- _Stated goal_
Each line that follows is to be retyped exactly.

-- start --

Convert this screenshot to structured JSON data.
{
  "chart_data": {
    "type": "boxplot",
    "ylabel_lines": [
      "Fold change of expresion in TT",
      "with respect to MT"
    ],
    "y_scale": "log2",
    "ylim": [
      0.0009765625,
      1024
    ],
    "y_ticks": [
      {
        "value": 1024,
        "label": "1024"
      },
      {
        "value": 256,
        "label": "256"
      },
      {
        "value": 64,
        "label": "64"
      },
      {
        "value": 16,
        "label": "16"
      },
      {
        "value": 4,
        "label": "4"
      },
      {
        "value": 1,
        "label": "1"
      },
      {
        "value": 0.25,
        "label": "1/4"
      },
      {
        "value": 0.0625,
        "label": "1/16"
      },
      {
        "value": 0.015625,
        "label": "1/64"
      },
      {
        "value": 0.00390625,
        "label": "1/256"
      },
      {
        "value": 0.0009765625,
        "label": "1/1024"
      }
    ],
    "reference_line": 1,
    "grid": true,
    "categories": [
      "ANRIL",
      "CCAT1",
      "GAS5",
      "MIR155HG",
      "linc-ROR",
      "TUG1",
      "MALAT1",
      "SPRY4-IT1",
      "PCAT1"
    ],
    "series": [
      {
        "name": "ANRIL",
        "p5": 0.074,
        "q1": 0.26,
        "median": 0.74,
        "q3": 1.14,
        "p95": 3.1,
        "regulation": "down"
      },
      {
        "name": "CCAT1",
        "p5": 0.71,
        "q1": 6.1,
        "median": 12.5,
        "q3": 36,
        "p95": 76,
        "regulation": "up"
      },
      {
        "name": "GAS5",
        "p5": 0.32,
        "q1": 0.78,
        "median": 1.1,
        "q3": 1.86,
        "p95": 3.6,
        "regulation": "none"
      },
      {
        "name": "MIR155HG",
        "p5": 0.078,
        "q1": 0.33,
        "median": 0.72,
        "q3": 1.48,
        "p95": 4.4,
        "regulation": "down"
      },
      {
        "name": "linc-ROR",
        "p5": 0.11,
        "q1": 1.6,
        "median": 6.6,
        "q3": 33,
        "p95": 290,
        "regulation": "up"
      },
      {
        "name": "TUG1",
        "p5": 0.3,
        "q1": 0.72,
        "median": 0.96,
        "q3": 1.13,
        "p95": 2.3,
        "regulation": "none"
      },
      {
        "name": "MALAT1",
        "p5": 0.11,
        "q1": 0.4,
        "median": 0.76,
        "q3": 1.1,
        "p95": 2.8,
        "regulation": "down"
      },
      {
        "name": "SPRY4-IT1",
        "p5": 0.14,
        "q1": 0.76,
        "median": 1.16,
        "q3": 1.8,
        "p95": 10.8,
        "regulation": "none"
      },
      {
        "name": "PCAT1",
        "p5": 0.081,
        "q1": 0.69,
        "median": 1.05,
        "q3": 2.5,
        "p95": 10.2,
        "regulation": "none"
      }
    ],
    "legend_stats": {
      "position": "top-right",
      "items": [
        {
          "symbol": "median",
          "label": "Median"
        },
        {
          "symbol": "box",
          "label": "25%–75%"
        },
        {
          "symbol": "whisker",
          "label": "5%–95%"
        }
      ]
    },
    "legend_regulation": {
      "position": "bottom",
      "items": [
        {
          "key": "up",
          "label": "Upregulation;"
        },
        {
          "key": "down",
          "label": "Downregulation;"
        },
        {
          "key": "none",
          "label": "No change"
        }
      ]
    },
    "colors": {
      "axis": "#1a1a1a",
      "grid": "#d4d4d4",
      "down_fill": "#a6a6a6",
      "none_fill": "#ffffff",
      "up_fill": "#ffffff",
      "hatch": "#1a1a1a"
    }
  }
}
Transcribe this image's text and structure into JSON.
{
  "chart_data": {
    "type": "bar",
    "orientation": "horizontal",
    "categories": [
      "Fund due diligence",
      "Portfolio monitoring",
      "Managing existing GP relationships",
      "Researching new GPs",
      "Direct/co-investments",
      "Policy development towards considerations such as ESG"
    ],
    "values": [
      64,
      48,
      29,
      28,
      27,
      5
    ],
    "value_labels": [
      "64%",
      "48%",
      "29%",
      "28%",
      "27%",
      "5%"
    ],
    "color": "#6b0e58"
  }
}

-- end --

- _The solution_
Convert this screenshot to structured JSON data.
{
  "chart_data": {
    "type": "boxplot",
    "ylabel_lines": [
      "Fold change of expresion in TT",
      "with respect to MT"
    ],
    "y_scale": "log2",
    "ylim": [
      0.0009765625,
      1024
    ],
    "y_ticks": [
      {
        "value": 1024,
        "label": "1024"
      },
      {
        "value": 256,
        "label": "256"
      },
      {
        "value": 64,
        "label": "64"
      },
      {
        "value": 16,
        "label": "16"
      },
      {
        "value": 4,
        "label": "4"
      },
      {
        "value": 1,
        "label": "1"
      },
      {
        "value": 0.25,
        "label": "1/4"
      },
      {
        "value": 0.0625,
        "label": "1/16"
      },
      {
        "value": 0.015625,
        "label": "1/64"
      },
      {
        "value": 0.00390625,
        "label": "1/256"
      },
      {
        "value": 0.0009765625,
        "label": "1/1024"
      }
    ],
    "reference_line": 1,
    "grid": true,
    "categories": [
      "ANRIL",
      "CCAT1",
      "GAS5",
      "MIR155HG",
      "linc-ROR",
      "TUG1",
      "MALAT1",
      "SPRY4-IT1",
      "PCAT1"
    ],
    "series": [
      {
        "name": "ANRIL",
        "p5": 0.074,
        "q1": 0.26,
        "median": 0.74,
        "q3": 1.14,
        "p95": 3.1,
        "regulation": "down"
      },
      {
        "name": "CCAT1",
        "p5": 0.71,
        "q1": 6.1,
        "median": 12.5,
        "q3": 36,
        "p95": 76,
        "regulation": "up"
      },
      {
        "name": "GAS5",
        "p5": 0.32,
        "q1": 0.78,
        "median": 1.1,
        "q3": 1.86,
        "p95": 3.6,
        "regulation": "none"
      },
      {
        "name": "MIR155HG",
        "p5": 0.078,
        "q1": 0.33,
        "median": 0.72,
        "q3": 1.48,
        "p95": 4.4,
        "regulation": "down"
      },
      {
        "name": "linc-ROR",
        "p5": 0.11,
        "q1": 1.6,
        "median": 6.6,
        "q3": 33,
        "p95": 290,
        "regulation": "up"
      },
      {
        "name": "TUG1",
        "p5": 0.3,
        "q1": 0.72,
        "median": 0.96,
        "q3": 1.13,
        "p95": 2.3,
        "regulation": "none"
      },
      {
        "name": "MALAT1",
        "p5": 0.11,
        "q1": 0.4,
        "median": 0.76,
        "q3": 1.1,
        "p95": 2.8,
        "regulation": "down"
      },
      {
        "name": "SPRY4-IT1",
        "p5": 0.14,
        "q1": 0.76,
        "median": 1.16,
        "q3": 1.8,
        "p95": 10.8,
        "regulation": "none"
      },
      {
        "name": "PCAT1",
        "p5": 0.081,
        "q1": 0.69,
        "median": 1.05,
        "q3": 2.5,
        "p95": 10.2,
        "regulation": "none"
      }
    ],
    "legend_stats": {
      "position": "top-right",
      "items": [
        {
          "symbol": "median",
          "label": "Median"
        },
        {
          "symbol": "box",
          "label": "25%–75%"
        },
        {
          "symbol": "whisker",
          "label": "5%–95%"
        }
      ]
    },
    "legend_regulation": {
      "position": "bottom",
      "items": [
        {
          "key": "up",
          "label": "Upregulation;"
        },
        {
          "key": "down",
          "label": "Downregulation;"
        },
        {
          "key": "none",
          "label": "No change"
        }
      ]
    },
    "colors": {
      "axis": "#1a1a1a",
      "grid": "#d4d4d4",
      "down_fill": "#a6a6a6",
      "none_fill": "#ffffff",
      "up_fill": "#ffffff",
      "hatch": "#1a1a1a"
    }
  }
}
Transcribe this image's text and structure into JSON.
{
  "chart_data": {
    "type": "bar",
    "orientation": "horizontal",
    "categories": [
      "Fund due diligence",
      "Portfolio monitoring",
      "Managing existing GP relationships",
      "Researching new GPs",
      "Direct/co-investments",
      "Policy development towards considerations such as ESG"
    ],
    "values": [
      64,
      48,
      29,
      28,
      27,
      5
    ],
    "value_labels": [
      "64%",
      "48%",
      "29%",
      "28%",
      "27%",
      "5%"
    ],
    "color": "#6b0e58"
  }
}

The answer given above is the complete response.